BRIEF → Look through the lines of the material and count those containing "nachstehend". Give that count alone.

==== EXERCISE DATA

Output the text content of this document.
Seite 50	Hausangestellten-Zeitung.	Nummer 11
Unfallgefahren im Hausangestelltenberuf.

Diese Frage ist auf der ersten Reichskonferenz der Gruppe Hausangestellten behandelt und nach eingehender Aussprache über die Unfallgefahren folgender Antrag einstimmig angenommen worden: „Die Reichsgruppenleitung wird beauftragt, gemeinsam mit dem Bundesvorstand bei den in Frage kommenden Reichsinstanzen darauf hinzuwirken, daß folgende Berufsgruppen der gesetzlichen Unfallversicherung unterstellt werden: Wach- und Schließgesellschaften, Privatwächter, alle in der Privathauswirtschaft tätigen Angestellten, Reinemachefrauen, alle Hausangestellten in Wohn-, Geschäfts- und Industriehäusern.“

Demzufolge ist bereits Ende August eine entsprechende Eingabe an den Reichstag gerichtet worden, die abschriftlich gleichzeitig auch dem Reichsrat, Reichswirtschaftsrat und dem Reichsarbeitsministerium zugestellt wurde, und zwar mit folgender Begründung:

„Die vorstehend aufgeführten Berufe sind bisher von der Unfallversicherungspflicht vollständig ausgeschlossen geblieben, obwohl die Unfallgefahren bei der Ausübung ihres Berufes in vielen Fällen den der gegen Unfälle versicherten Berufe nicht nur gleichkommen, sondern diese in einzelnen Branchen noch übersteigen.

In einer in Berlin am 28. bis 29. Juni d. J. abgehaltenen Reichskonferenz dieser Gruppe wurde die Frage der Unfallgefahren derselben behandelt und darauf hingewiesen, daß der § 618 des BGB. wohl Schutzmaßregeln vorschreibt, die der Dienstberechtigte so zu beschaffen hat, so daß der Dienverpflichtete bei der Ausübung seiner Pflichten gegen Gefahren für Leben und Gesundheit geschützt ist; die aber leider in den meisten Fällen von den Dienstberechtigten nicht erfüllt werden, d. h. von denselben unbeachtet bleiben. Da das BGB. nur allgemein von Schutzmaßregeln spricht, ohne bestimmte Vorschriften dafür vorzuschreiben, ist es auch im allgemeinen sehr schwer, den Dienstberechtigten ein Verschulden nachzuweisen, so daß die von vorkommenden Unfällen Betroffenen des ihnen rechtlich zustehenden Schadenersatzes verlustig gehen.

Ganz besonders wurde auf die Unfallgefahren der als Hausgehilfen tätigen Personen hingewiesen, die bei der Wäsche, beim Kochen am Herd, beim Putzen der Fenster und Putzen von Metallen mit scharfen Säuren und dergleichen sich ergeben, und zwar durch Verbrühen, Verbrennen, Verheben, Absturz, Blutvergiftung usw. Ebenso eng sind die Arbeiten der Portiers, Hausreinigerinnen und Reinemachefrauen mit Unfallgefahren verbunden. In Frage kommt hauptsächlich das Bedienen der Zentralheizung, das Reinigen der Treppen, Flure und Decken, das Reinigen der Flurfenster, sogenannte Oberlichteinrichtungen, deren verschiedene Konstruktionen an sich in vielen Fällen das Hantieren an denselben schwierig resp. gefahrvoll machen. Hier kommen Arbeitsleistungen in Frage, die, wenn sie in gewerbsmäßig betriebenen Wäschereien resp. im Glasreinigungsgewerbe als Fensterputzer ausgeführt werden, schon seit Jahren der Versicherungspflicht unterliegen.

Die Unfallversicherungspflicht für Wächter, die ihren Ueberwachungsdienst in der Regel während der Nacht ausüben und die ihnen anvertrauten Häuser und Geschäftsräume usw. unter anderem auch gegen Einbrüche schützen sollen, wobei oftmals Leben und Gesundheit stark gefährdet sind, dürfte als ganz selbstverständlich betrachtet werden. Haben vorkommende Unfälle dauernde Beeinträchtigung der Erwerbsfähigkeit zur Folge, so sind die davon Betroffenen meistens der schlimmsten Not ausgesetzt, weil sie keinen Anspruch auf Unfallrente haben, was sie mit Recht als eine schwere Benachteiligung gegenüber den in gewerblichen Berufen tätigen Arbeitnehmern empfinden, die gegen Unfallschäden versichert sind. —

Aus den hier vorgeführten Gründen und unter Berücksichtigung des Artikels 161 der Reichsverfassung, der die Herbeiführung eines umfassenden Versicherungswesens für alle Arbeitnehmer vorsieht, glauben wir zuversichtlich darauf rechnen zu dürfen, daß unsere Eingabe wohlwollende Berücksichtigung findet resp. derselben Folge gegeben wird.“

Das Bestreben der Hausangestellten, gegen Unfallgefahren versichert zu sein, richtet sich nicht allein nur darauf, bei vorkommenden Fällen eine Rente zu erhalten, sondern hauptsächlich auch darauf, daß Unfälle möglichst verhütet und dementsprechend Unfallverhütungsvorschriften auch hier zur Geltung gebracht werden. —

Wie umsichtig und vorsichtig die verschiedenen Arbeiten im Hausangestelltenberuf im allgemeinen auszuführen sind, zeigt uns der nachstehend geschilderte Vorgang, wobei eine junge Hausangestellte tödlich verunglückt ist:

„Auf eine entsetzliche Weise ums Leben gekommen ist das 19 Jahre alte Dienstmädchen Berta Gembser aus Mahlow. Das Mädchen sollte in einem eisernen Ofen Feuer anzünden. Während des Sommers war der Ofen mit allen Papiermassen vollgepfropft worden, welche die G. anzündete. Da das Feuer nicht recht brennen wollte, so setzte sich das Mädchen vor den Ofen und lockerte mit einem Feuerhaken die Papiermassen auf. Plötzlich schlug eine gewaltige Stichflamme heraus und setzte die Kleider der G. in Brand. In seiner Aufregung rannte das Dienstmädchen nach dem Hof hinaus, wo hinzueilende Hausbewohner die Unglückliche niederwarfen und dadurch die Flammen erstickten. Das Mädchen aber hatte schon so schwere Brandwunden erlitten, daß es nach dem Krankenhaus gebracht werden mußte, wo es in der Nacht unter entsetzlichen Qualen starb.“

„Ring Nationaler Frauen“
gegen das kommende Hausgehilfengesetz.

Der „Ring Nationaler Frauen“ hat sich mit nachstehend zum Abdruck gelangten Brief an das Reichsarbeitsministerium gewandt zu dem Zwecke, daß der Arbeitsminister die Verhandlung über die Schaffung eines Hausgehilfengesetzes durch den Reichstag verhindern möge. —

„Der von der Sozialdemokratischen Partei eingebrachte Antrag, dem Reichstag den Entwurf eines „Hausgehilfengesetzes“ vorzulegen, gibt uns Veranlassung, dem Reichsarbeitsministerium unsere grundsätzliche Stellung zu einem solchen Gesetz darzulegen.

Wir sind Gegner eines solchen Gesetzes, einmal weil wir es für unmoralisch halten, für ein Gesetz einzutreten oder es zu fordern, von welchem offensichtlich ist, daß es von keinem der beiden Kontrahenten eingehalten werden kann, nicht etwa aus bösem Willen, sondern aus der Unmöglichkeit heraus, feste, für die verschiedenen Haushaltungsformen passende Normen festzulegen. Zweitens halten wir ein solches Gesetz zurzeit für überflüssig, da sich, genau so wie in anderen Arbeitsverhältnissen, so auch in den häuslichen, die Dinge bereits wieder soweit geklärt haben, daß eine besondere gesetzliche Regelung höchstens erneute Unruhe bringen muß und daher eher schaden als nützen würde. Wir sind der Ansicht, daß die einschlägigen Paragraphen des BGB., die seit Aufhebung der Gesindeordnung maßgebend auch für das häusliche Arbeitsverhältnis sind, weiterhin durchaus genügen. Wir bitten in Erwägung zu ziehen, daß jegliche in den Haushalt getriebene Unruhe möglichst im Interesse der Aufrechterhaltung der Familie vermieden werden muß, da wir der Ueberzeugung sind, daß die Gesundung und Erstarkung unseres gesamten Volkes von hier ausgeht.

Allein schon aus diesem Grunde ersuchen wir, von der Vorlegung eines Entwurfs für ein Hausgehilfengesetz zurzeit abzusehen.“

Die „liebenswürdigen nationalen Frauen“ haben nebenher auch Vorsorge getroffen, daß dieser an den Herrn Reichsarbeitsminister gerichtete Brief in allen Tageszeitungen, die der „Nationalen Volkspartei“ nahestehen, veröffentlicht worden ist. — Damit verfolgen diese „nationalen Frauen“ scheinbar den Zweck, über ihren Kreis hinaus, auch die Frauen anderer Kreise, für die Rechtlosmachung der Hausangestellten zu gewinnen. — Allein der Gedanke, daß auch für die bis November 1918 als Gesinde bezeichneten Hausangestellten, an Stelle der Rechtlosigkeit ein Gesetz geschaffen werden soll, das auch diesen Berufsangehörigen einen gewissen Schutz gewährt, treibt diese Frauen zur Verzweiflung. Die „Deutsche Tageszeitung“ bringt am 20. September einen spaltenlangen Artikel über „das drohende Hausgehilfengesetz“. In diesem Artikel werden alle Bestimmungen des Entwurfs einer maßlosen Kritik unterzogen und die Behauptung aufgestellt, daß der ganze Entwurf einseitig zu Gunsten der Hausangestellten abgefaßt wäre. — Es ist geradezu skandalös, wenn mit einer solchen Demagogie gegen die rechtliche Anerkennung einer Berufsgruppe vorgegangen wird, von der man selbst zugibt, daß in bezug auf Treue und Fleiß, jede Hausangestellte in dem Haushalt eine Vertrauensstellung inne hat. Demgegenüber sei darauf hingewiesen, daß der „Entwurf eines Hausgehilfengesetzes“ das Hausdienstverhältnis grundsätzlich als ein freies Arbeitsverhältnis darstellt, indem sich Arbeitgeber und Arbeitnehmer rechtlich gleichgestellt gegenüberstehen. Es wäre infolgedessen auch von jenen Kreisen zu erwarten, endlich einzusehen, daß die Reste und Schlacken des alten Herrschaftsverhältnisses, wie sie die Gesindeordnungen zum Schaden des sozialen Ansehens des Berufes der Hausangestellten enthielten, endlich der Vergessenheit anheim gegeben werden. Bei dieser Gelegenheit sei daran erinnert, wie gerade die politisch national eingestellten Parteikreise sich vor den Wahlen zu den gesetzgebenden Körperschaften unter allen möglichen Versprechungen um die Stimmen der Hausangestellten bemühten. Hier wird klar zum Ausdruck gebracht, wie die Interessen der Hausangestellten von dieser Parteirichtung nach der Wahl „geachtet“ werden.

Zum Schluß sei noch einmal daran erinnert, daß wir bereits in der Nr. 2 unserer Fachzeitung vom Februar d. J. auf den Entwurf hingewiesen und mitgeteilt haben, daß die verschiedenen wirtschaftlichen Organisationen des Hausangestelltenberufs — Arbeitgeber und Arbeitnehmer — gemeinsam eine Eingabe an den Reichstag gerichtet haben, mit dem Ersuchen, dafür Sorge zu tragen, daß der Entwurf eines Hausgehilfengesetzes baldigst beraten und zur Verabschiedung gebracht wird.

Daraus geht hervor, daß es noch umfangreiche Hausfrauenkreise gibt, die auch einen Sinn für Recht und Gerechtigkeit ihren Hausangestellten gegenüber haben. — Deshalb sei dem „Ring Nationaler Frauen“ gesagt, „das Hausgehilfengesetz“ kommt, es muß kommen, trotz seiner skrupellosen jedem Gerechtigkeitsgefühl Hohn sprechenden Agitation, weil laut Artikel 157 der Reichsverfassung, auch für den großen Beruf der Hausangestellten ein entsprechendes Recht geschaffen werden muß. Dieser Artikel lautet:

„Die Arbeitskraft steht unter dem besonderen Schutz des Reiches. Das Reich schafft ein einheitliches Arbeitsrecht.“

========

ANSWER TO THIS PROBLEM → 2